**TASK DETAILS:**
For the material that follows, list every line containing the word "sharing".

**SOURCE DATA:**
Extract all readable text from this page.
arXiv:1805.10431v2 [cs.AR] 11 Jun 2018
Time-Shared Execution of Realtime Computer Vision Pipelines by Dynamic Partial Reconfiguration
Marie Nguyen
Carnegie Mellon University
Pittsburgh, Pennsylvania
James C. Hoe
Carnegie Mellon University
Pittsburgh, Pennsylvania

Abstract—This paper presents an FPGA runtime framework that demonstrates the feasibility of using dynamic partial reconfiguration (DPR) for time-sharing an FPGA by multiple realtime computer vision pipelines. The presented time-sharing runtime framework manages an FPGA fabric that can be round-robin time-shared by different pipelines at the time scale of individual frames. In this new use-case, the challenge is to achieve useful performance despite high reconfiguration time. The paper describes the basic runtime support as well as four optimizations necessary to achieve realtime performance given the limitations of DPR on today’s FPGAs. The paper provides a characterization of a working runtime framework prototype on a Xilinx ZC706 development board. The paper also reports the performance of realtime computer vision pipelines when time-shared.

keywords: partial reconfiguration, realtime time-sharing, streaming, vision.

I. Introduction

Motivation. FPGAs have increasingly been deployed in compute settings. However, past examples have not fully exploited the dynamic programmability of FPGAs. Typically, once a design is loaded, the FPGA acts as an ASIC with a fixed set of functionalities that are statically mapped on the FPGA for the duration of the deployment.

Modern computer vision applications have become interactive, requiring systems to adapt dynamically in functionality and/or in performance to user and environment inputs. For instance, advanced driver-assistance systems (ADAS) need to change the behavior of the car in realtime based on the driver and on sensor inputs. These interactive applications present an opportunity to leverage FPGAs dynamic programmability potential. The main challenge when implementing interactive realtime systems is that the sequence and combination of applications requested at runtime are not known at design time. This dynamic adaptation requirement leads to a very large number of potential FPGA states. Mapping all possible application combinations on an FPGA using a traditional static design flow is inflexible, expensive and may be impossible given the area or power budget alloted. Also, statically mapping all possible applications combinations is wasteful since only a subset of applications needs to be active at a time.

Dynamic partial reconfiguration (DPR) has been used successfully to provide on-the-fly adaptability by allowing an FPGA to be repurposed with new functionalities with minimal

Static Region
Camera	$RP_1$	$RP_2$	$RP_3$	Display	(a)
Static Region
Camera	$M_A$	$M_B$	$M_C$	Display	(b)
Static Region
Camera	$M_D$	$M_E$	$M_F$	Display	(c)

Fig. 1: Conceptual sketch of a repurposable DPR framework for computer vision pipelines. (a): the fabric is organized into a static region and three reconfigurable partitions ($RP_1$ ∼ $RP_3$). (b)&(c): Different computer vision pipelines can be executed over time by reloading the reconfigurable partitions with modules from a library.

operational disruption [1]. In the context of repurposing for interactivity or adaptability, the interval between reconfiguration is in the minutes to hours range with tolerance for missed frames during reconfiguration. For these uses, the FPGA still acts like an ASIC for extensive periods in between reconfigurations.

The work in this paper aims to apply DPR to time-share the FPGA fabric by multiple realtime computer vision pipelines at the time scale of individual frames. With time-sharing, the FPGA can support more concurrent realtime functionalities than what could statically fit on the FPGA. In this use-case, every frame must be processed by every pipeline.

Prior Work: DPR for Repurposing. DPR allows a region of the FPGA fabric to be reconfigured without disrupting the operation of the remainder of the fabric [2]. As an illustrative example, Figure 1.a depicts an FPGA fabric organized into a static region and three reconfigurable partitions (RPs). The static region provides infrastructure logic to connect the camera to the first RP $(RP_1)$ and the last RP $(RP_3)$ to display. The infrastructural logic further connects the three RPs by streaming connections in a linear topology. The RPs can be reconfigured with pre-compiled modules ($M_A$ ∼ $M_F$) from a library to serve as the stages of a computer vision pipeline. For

**RESULT OF THE EXERCISE:**
Abstract—This paper presents an FPGA runtime framework that demonstrates the feasibility of using dynamic partial reconfiguration (DPR) for time-sharing an FPGA by multiple realtime computer vision pipelines. The presented time-sharing runtime framework manages an FPGA fabric that can be round-robin time-shared by different pipelines at the time scale of individual frames. In this new use-case, the challenge is to achieve useful performance despite high reconfiguration time. The paper describes the basic runtime support as well as four optimizations necessary to achieve realtime performance given the limitations of DPR on today’s FPGAs. The paper provides a characterization of a working runtime framework prototype on a Xilinx ZC706 development board. The paper also reports the performance of realtime computer vision pipelines when time-shared.
keywords: partial reconfiguration, realtime time-sharing, streaming, vision.
The work in this paper aims to apply DPR to time-share the FPGA fabric by multiple realtime computer vision pipelines at the time scale of individual frames. With time-sharing, the FPGA can support more concurrent realtime functionalities than what could statically fit on the FPGA. In this use-case, every frame must be processed by every pipeline.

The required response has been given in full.